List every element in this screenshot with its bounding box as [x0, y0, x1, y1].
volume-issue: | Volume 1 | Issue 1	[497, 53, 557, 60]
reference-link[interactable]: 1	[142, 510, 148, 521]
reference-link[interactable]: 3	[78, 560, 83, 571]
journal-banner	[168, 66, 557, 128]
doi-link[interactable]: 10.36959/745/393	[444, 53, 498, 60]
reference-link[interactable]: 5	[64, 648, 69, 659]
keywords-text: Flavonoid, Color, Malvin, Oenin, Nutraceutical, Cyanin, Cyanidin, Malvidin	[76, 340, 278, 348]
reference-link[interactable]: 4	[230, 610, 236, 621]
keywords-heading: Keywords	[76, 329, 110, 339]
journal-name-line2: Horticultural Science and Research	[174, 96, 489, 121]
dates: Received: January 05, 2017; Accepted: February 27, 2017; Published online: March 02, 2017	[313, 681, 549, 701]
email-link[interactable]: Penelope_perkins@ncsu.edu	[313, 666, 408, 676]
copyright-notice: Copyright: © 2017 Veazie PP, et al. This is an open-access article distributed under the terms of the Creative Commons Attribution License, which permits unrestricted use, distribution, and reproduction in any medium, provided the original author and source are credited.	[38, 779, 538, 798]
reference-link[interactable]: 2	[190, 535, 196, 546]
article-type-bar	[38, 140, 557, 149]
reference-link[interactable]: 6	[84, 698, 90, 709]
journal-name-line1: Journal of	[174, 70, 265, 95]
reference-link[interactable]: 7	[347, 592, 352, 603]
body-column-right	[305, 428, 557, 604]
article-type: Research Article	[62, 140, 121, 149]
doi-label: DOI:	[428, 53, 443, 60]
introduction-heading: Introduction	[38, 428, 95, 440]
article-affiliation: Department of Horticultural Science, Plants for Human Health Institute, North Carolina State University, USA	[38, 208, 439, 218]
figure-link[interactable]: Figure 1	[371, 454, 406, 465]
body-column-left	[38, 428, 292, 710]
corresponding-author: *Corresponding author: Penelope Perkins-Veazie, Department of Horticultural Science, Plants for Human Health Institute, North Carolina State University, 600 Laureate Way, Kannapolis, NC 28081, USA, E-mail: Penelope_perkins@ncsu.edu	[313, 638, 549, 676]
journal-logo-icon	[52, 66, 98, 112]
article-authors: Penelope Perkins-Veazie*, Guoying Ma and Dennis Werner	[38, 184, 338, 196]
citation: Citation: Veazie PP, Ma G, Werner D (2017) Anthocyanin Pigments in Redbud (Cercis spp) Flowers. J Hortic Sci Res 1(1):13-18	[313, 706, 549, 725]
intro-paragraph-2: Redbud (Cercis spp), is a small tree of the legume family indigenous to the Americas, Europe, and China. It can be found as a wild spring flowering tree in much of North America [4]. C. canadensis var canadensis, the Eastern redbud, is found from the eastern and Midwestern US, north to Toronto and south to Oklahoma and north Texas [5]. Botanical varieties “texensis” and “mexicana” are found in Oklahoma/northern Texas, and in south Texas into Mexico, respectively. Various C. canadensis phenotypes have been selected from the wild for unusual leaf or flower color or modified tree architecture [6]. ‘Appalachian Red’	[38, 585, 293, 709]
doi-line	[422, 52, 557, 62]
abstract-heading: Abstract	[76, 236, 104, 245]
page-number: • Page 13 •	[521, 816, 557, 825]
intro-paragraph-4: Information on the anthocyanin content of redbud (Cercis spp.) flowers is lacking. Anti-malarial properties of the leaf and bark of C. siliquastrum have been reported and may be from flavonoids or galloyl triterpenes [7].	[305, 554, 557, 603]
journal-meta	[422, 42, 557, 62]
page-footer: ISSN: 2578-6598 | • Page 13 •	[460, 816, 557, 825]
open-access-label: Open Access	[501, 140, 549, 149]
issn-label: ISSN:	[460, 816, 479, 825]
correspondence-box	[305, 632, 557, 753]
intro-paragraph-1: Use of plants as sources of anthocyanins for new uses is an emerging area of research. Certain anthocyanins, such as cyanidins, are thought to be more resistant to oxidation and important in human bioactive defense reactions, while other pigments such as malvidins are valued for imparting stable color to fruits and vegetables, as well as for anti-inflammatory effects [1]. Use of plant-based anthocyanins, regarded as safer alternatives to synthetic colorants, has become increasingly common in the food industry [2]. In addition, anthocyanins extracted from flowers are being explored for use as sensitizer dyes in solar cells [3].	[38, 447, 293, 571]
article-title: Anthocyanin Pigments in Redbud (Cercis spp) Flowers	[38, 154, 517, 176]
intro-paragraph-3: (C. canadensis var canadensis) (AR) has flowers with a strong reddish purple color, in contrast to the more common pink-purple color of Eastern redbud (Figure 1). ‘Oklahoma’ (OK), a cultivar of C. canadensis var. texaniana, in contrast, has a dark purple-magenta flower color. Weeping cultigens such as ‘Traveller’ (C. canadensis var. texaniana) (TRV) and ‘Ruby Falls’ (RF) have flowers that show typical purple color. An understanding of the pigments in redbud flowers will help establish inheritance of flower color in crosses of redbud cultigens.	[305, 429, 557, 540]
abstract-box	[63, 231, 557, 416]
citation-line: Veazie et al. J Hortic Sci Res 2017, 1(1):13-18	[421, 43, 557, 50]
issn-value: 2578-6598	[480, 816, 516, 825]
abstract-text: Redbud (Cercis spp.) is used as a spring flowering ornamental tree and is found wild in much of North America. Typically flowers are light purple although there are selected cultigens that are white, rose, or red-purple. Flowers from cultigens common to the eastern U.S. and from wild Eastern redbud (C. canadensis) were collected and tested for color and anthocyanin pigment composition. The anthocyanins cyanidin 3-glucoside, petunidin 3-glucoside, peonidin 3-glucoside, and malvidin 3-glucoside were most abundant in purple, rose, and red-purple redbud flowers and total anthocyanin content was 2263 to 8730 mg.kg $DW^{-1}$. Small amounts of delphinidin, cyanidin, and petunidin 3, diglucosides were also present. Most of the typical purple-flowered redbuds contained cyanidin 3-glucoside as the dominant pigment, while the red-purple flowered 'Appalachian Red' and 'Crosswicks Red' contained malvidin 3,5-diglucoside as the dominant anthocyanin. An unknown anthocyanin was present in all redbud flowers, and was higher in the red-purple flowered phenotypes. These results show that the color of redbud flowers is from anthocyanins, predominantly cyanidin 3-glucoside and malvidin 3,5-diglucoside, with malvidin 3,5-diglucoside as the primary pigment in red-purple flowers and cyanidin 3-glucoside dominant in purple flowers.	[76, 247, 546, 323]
──────────────────────────────
### [Problem to solve]
Every entry must be duplicated exactly as it stands.

### [Task answer]
List every element in this screenshot with its bounding box as [x0, y0, x1, y1].
volume-issue: | Volume 1 | Issue 1	[497, 53, 557, 60]
reference-link[interactable]: 1	[142, 510, 148, 521]
reference-link[interactable]: 3	[78, 560, 83, 571]
journal-banner	[168, 66, 557, 128]
doi-link[interactable]: 10.36959/745/393	[444, 53, 498, 60]
reference-link[interactable]: 5	[64, 648, 69, 659]
keywords-text: Flavonoid, Color, Malvin, Oenin, Nutraceutical, Cyanin, Cyanidin, Malvidin	[76, 340, 278, 348]
reference-link[interactable]: 4	[230, 610, 236, 621]
keywords-heading: Keywords	[76, 329, 110, 339]
journal-name-line2: Horticultural Science and Research	[174, 96, 489, 121]
dates: Received: January 05, 2017; Accepted: February 27, 2017; Published online: March 02, 2017	[313, 681, 549, 701]
email-link[interactable]: Penelope_perkins@ncsu.edu	[313, 666, 408, 676]
copyright-notice: Copyright: © 2017 Veazie PP, et al. This is an open-access article distributed under the terms of the Creative Commons Attribution License, which permits unrestricted use, distribution, and reproduction in any medium, provided the original author and source are credited.	[38, 779, 538, 798]
reference-link[interactable]: 2	[190, 535, 196, 546]
article-type-bar	[38, 140, 557, 149]
reference-link[interactable]: 6	[84, 698, 90, 709]
journal-name-line1: Journal of	[174, 70, 265, 95]
reference-link[interactable]: 7	[347, 592, 352, 603]
body-column-right	[305, 428, 557, 604]
article-type: Research Article	[62, 140, 121, 149]
doi-label: DOI:	[428, 53, 443, 60]
introduction-heading: Introduction	[38, 428, 95, 440]
article-affiliation: Department of Horticultural Science, Plants for Human Health Institute, North Carolina State University, USA	[38, 208, 439, 218]
figure-link[interactable]: Figure 1	[371, 454, 406, 465]
body-column-left	[38, 428, 292, 710]
corresponding-author: *Corresponding author: Penelope Perkins-Veazie, Department of Horticultural Science, Plants for Human Health Institute, North Carolina State University, 600 Laureate Way, Kannapolis, NC 28081, USA, E-mail: Penelope_perkins@ncsu.edu	[313, 638, 549, 676]
journal-logo-icon	[52, 66, 98, 112]
article-authors: Penelope Perkins-Veazie*, Guoying Ma and Dennis Werner	[38, 184, 338, 196]
citation: Citation: Veazie PP, Ma G, Werner D (2017) Anthocyanin Pigments in Redbud (Cercis spp) Flowers. J Hortic Sci Res 1(1):13-18	[313, 706, 549, 725]
intro-paragraph-2: Redbud (Cercis spp), is a small tree of the legume family indigenous to the Americas, Europe, and China. It can be found as a wild spring flowering tree in much of North America [4]. C. canadensis var canadensis, the Eastern redbud, is found from the eastern and Midwestern US, north to Toronto and south to Oklahoma and north Texas [5]. Botanical varieties “texensis” and “mexicana” are found in Oklahoma/northern Texas, and in south Texas into Mexico, respectively. Various C. canadensis phenotypes have been selected from the wild for unusual leaf or flower color or modified tree architecture [6]. ‘Appalachian Red’	[38, 585, 293, 709]
doi-line	[422, 52, 557, 62]
abstract-heading: Abstract	[76, 236, 104, 245]
page-number: • Page 13 •	[521, 816, 557, 825]
intro-paragraph-4: Information on the anthocyanin content of redbud (Cercis spp.) flowers is lacking. Anti-malarial properties of the leaf and bark of C. siliquastrum have been reported and may be from flavonoids or galloyl triterpenes [7].	[305, 554, 557, 603]
journal-meta	[422, 42, 557, 62]
page-footer: ISSN: 2578-6598 | • Page 13 •	[460, 816, 557, 825]
open-access-label: Open Access	[501, 140, 549, 149]
issn-label: ISSN:	[460, 816, 479, 825]
correspondence-box	[305, 632, 557, 753]
intro-paragraph-1: Use of plants as sources of anthocyanins for new uses is an emerging area of research. Certain anthocyanins, such as cyanidins, are thought to be more resistant to oxidation and important in human bioactive defense reactions, while other pigments such as malvidins are valued for imparting stable color to fruits and vegetables, as well as for anti-inflammatory effects [1]. Use of plant-based anthocyanins, regarded as safer alternatives to synthetic colorants, has become increasingly common in the food industry [2]. In addition, anthocyanins extracted from flowers are being explored for use as sensitizer dyes in solar cells [3].	[38, 447, 293, 571]
article-title: Anthocyanin Pigments in Redbud (Cercis spp) Flowers	[38, 154, 517, 176]
intro-paragraph-3: (C. canadensis var canadensis) (AR) has flowers with a strong reddish purple color, in contrast to the more common pink-purple color of Eastern redbud (Figure 1). ‘Oklahoma’ (OK), a cultivar of C. canadensis var. texaniana, in contrast, has a dark purple-magenta flower color. Weeping cultigens such as ‘Traveller’ (C. canadensis var. texaniana) (TRV) and ‘Ruby Falls’ (RF) have flowers that show typical purple color. An understanding of the pigments in redbud flowers will help establish inheritance of flower color in crosses of redbud cultigens.	[305, 429, 557, 540]
abstract-box	[63, 231, 557, 416]
citation-line: Veazie et al. J Hortic Sci Res 2017, 1(1):13-18	[421, 43, 557, 50]
issn-value: 2578-6598	[480, 816, 516, 825]
abstract-text: Redbud (Cercis spp.) is used as a spring flowering ornamental tree and is found wild in much of North America. Typically flowers are light purple although there are selected cultigens that are white, rose, or red-purple. Flowers from cultigens common to the eastern U.S. and from wild Eastern redbud (C. canadensis) were collected and tested for color and anthocyanin pigment composition. The anthocyanins cyanidin 3-glucoside, petunidin 3-glucoside, peonidin 3-glucoside, and malvidin 3-glucoside were most abundant in purple, rose, and red-purple redbud flowers and total anthocyanin content was 2263 to 8730 mg.kg $DW^{-1}$. Small amounts of delphinidin, cyanidin, and petunidin 3, diglucosides were also present. Most of the typical purple-flowered redbuds contained cyanidin 3-glucoside as the dominant pigment, while the red-purple flowered 'Appalachian Red' and 'Crosswicks Red' contained malvidin 3,5-diglucoside as the dominant anthocyanin. An unknown anthocyanin was present in all redbud flowers, and was higher in the red-purple flowered phenotypes. These results show that the color of redbud flowers is from anthocyanins, predominantly cyanidin 3-glucoside and malvidin 3,5-diglucoside, with malvidin 3,5-diglucoside as the primary pigment in red-purple flowers and cyanidin 3-glucoside dominant in purple flowers.	[76, 247, 546, 323]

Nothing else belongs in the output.